» Written problem: Filter out everything except lines holding "台北市第一會館".

#### Data lines

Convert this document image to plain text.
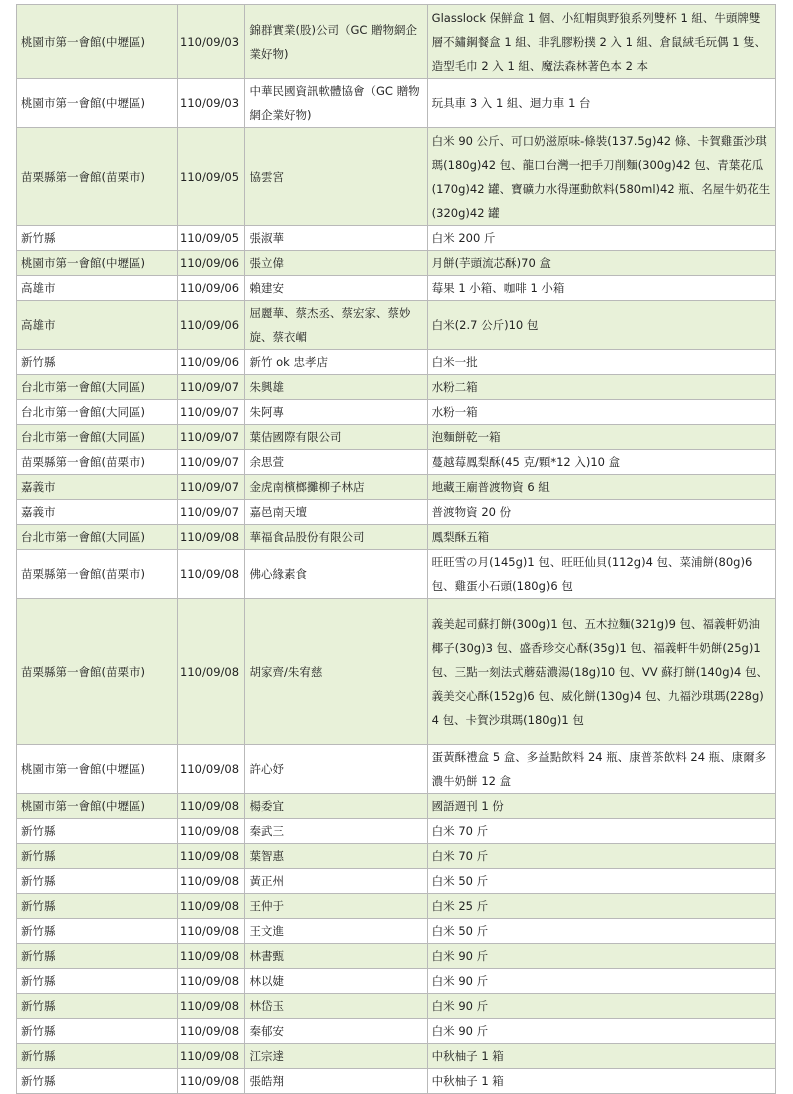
桃園市第一會館(中壢區)	110/09/03	錦群實業(股)公司（GC 贈物網企業好物)	Glasslock 保鮮盒 1 個、小紅帽與野狼系列雙杯 1 組、牛頭牌雙層不鏽鋼餐盒 1 組、非乳膠粉撲 2 入 1 組、倉鼠絨毛玩偶 1 隻、造型毛巾 2 入 1 組、魔法森林著色本 2 本
桃園市第一會館(中壢區)	110/09/03	中華民國資訊軟體協會（GC 贈物網企業好物)	玩具車 3 入 1 組、迴力車 1 台
苗栗縣第一會館(苗栗市)	110/09/05	協雲宮	白米 90 公斤、可口奶滋原味-條裝(137.5g)42 條、卡賀雞蛋沙琪瑪(180g)42 包、龍口台灣一把手刀削麵(300g)42 包、青葉花瓜(170g)42 罐、寶礦力水得運動飲料(580ml)42 瓶、名屋牛奶花生(320g)42 罐
新竹縣	110/09/05	張淑華	白米 200 斤
桃園市第一會館(中壢區)	110/09/06	張立偉	月餅(芋頭流芯酥)70 盒
高雄市	110/09/06	賴建安	莓果 1 小箱、咖啡 1 小箱
高雄市	110/09/06	屈麗華、蔡杰丞、蔡宏家、蔡妙旋、蔡衣嵋	白米(2.7 公斤)10 包
新竹縣	110/09/06	新竹 ok 忠孝店	白米一批
台北市第一會館(大同區)	110/09/07	朱興雄	水粉二箱
台北市第一會館(大同區)	110/09/07	朱阿專	水粉一箱
台北市第一會館(大同區)	110/09/07	葉佶國際有限公司	泡麵餅乾一箱
苗栗縣第一會館(苗栗市)	110/09/07	余思萱	蔓越莓鳳梨酥(45 克/顆*12 入)10 盒
嘉義市	110/09/07	金虎南檳榔攤柳子林店	地藏王廟普渡物資 6 組
嘉義市	110/09/07	嘉邑南天壇	普渡物資 20 份
台北市第一會館(大同區)	110/09/08	華福食品股份有限公司	鳳梨酥五箱
苗栗縣第一會館(苗栗市)	110/09/08	佛心緣素食	旺旺雪の月(145g)1 包、旺旺仙貝(112g)4 包、菜浦餅(80g)6 包、雞蛋小石頭(180g)6 包
苗栗縣第一會館(苗栗市)	110/09/08	胡家齊/朱宥慈	義美起司蘇打餅(300g)1 包、五木拉麵(321g)9 包、福義軒奶油椰子(30g)3 包、盛香珍交心酥(35g)1 包、福義軒牛奶餅(25g)1 包、三點一刻法式蘑菇濃湯(18g)10 包、VV 蘇打餅(140g)4 包、義美交心酥(152g)6 包、威化餅(130g)4 包、九福沙琪瑪(228g)4 包、卡賀沙琪瑪(180g)1 包
桃園市第一會館(中壢區)	110/09/08	許心妤	蛋黃酥禮盒 5 盒、多益點飲料 24 瓶、康普茶飲料 24 瓶、康爾多濃牛奶餅 12 盒
桃園市第一會館(中壢區)	110/09/08	楊委宜	國語週刊 1 份
新竹縣	110/09/08	秦武三	白米 70 斤
新竹縣	110/09/08	葉智惠	白米 70 斤
新竹縣	110/09/08	黃正州	白米 50 斤
新竹縣	110/09/08	王仲于	白米 25 斤
新竹縣	110/09/08	王文進	白米 50 斤
新竹縣	110/09/08	林書甄	白米 90 斤
新竹縣	110/09/08	林以婕	白米 90 斤
新竹縣	110/09/08	林岱玉	白米 90 斤
新竹縣	110/09/08	秦郁安	白米 90 斤
新竹縣	110/09/08	江宗達	中秋柚子 1 箱
新竹縣	110/09/08	張皓翔	中秋柚子 1 箱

########

» Response to this exercise:
台北市第一會館(大同區)	110/09/07	朱興雄	水粉二箱
台北市第一會館(大同區)	110/09/07	朱阿專	水粉一箱
台北市第一會館(大同區)	110/09/07	葉佶國際有限公司	泡麵餅乾一箱
台北市第一會館(大同區)	110/09/08	華福食品股份有限公司	鳳梨酥五箱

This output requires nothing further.